» WORK REQUIRED: Transcribe the material word for word, but without the images.

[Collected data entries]
:::
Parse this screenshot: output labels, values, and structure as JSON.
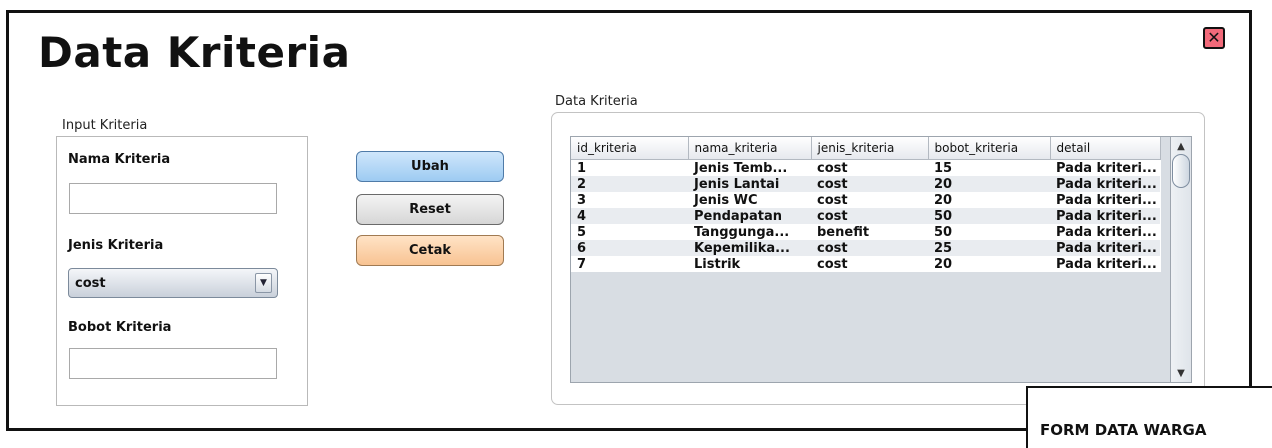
{
  "window": {
    "title": "Data Kriteria",
    "close_glyph": "✕"
  },
  "input_group": {
    "label": "Input Kriteria",
    "nama_label": "Nama Kriteria",
    "nama_value": "",
    "jenis_label": "Jenis Kriteria",
    "jenis_value": "cost",
    "bobot_label": "Bobot Kriteria",
    "bobot_value": ""
  },
  "buttons": {
    "ubah": "Ubah",
    "reset": "Reset",
    "cetak": "Cetak"
  },
  "table_group": {
    "label": "Data Kriteria",
    "columns": [
      "id_kriteria",
      "nama_kriteria",
      "jenis_kriteria",
      "bobot_kriteria",
      "detail"
    ],
    "rows": [
      [
        "1",
        "Jenis Temb...",
        "cost",
        "15",
        "Pada kriteri..."
      ],
      [
        "2",
        "Jenis Lantai",
        "cost",
        "20",
        "Pada kriteri..."
      ],
      [
        "3",
        "Jenis WC",
        "cost",
        "20",
        "Pada kriteri..."
      ],
      [
        "4",
        "Pendapatan",
        "cost",
        "50",
        "Pada kriteri..."
      ],
      [
        "5",
        "Tanggunga...",
        "benefit",
        "50",
        "Pada kriteri..."
      ],
      [
        "6",
        "Kepemilika...",
        "cost",
        "25",
        "Pada kriteri..."
      ],
      [
        "7",
        "Listrik",
        "cost",
        "20",
        "Pada kriteri..."
      ]
    ]
  },
  "scroll": {
    "up_glyph": "▲",
    "down_glyph": "▼"
  },
  "dropdown_glyph": "▼",
  "bottom_card": {
    "label": "FORM DATA WARGA"
  }
}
:::
» EXERCISE SOLUTION:
Parse this screenshot: output labels, values, and structure as JSON.
{
  "window": {
    "title": "Data Kriteria",
    "close_glyph": "✕"
  },
  "input_group": {
    "label": "Input Kriteria",
    "nama_label": "Nama Kriteria",
    "nama_value": "",
    "jenis_label": "Jenis Kriteria",
    "jenis_value": "cost",
    "bobot_label": "Bobot Kriteria",
    "bobot_value": ""
  },
  "buttons": {
    "ubah": "Ubah",
    "reset": "Reset",
    "cetak": "Cetak"
  },
  "table_group": {
    "label": "Data Kriteria",
    "columns": [
      "id_kriteria",
      "nama_kriteria",
      "jenis_kriteria",
      "bobot_kriteria",
      "detail"
    ],
    "rows": [
      [
        "1",
        "Jenis Temb...",
        "cost",
        "15",
        "Pada kriteri..."
      ],
      [
        "2",
        "Jenis Lantai",
        "cost",
        "20",
        "Pada kriteri..."
      ],
      [
        "3",
        "Jenis WC",
        "cost",
        "20",
        "Pada kriteri..."
      ],
      [
        "4",
        "Pendapatan",
        "cost",
        "50",
        "Pada kriteri..."
      ],
      [
        "5",
        "Tanggunga...",
        "benefit",
        "50",
        "Pada kriteri..."
      ],
      [
        "6",
        "Kepemilika...",
        "cost",
        "25",
        "Pada kriteri..."
      ],
      [
        "7",
        "Listrik",
        "cost",
        "20",
        "Pada kriteri..."
      ]
    ]
  },
  "scroll": {
    "up_glyph": "▲",
    "down_glyph": "▼"
  },
  "dropdown_glyph": "▼",
  "bottom_card": {
    "label": "FORM DATA WARGA"
  }
}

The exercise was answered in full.